### WHAT IS REQUIRED
Below are the records; reproduce all of them exactly but without any images.
— begin RAW RECORDS —
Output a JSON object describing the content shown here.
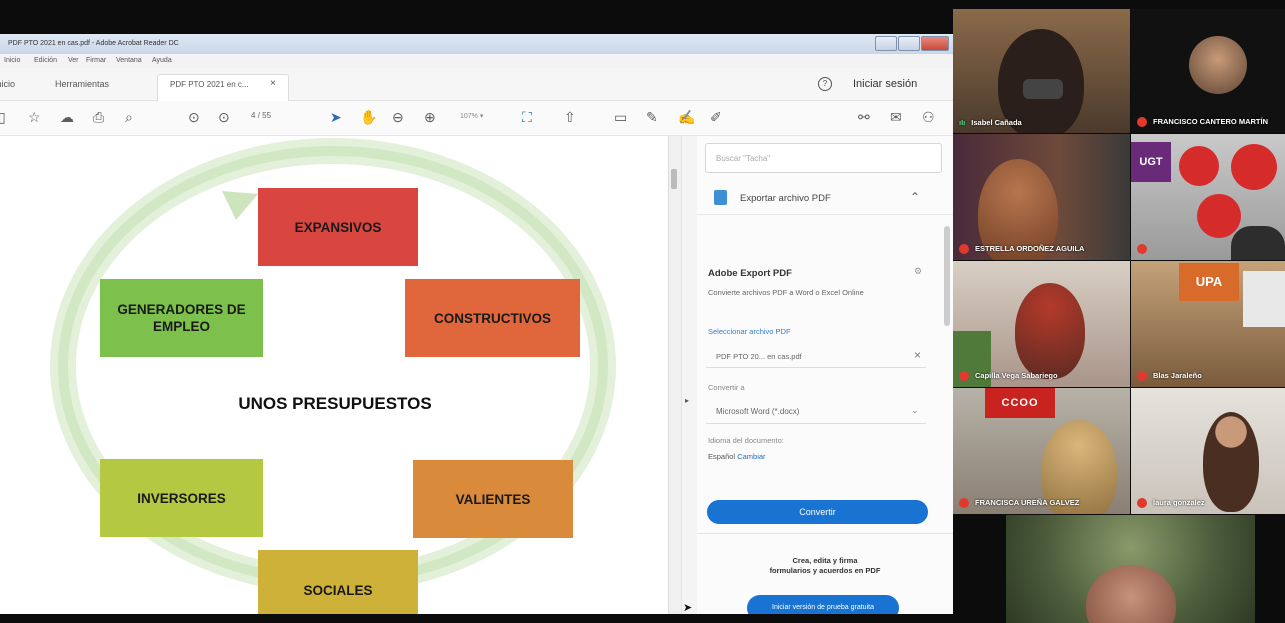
{
  "window": {
    "title": "PDF PTO 2021 en cas.pdf - Adobe Acrobat Reader DC",
    "menu": [
      "Inicio",
      "Edición",
      "Ver",
      "Firmar",
      "Ventana",
      "Ayuda"
    ]
  },
  "tabs": {
    "home": "Inicio",
    "tools": "Herramientas",
    "document": "PDF PTO 2021 en c...",
    "sign_in": "Iniciar sesión"
  },
  "toolbar": {
    "page_current": "4",
    "page_total": "/ 55",
    "zoom": "107%"
  },
  "diagram": {
    "center": "UNOS PRESUPUESTOS",
    "items": [
      "EXPANSIVOS",
      "CONSTRUCTIVOS",
      "VALIENTES",
      "SOCIALES",
      "INVERSORES",
      "GENERADORES DE EMPLEO"
    ],
    "colors": {
      "expansivos": "#d9463f",
      "constructivos": "#e0663b",
      "valientes": "#d98a3a",
      "sociales": "#cdb139",
      "inversores": "#b5c842",
      "generadores": "#7dc04b"
    }
  },
  "panel": {
    "search_placeholder": "Buscar \"Tacha\"",
    "export_header": "Exportar archivo PDF",
    "service_title": "Adobe Export PDF",
    "service_desc": "Convierte archivos PDF a Word o Excel Online",
    "select_label": "Seleccionar archivo PDF",
    "file_name": "PDF PTO 20... en cas.pdf",
    "convert_to_label": "Convertir a",
    "convert_to_value": "Microsoft Word (*.docx)",
    "language_label": "Idioma del documento:",
    "language_value": "Español",
    "language_change": "Cambiar",
    "convert_button": "Convertir",
    "promo_line1": "Crea, edita y firma",
    "promo_line2": "formularios y acuerdos en PDF",
    "trial_button": "Iniciar versión de prueba gratuita"
  },
  "participants": [
    "Isabel Cañada",
    "FRANCISCO CANTERO MARTÍN",
    "ESTRELLA ORDOÑEZ AGUILA",
    "Capilla Vega Sabariego",
    "Blas Jaraleño",
    "FRANCISCA UREÑA GALVEZ",
    "laura gonzalez"
  ],
  "signs": {
    "ugt": "UGT",
    "upa": "UPA",
    "ccoo": "CCOO"
  }
}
— end RAW RECORDS —
### TASK RESULT
Output a JSON object describing the content shown here.
{
  "window": {
    "title": "PDF PTO 2021 en cas.pdf - Adobe Acrobat Reader DC",
    "menu": [
      "Inicio",
      "Edición",
      "Ver",
      "Firmar",
      "Ventana",
      "Ayuda"
    ]
  },
  "tabs": {
    "home": "Inicio",
    "tools": "Herramientas",
    "document": "PDF PTO 2021 en c...",
    "sign_in": "Iniciar sesión"
  },
  "toolbar": {
    "page_current": "4",
    "page_total": "/ 55",
    "zoom": "107%"
  },
  "diagram": {
    "center": "UNOS PRESUPUESTOS",
    "items": [
      "EXPANSIVOS",
      "CONSTRUCTIVOS",
      "VALIENTES",
      "SOCIALES",
      "INVERSORES",
      "GENERADORES DE EMPLEO"
    ],
    "colors": {
      "expansivos": "#d9463f",
      "constructivos": "#e0663b",
      "valientes": "#d98a3a",
      "sociales": "#cdb139",
      "inversores": "#b5c842",
      "generadores": "#7dc04b"
    }
  },
  "panel": {
    "search_placeholder": "Buscar \"Tacha\"",
    "export_header": "Exportar archivo PDF",
    "service_title": "Adobe Export PDF",
    "service_desc": "Convierte archivos PDF a Word o Excel Online",
    "select_label": "Seleccionar archivo PDF",
    "file_name": "PDF PTO 20... en cas.pdf",
    "convert_to_label": "Convertir a",
    "convert_to_value": "Microsoft Word (*.docx)",
    "language_label": "Idioma del documento:",
    "language_value": "Español",
    "language_change": "Cambiar",
    "convert_button": "Convertir",
    "promo_line1": "Crea, edita y firma",
    "promo_line2": "formularios y acuerdos en PDF",
    "trial_button": "Iniciar versión de prueba gratuita"
  },
  "participants": [
    "Isabel Cañada",
    "FRANCISCO CANTERO MARTÍN",
    "ESTRELLA ORDOÑEZ AGUILA",
    "Capilla Vega Sabariego",
    "Blas Jaraleño",
    "FRANCISCA UREÑA GALVEZ",
    "laura gonzalez"
  ],
  "signs": {
    "ugt": "UGT",
    "upa": "UPA",
    "ccoo": "CCOO"
  }
}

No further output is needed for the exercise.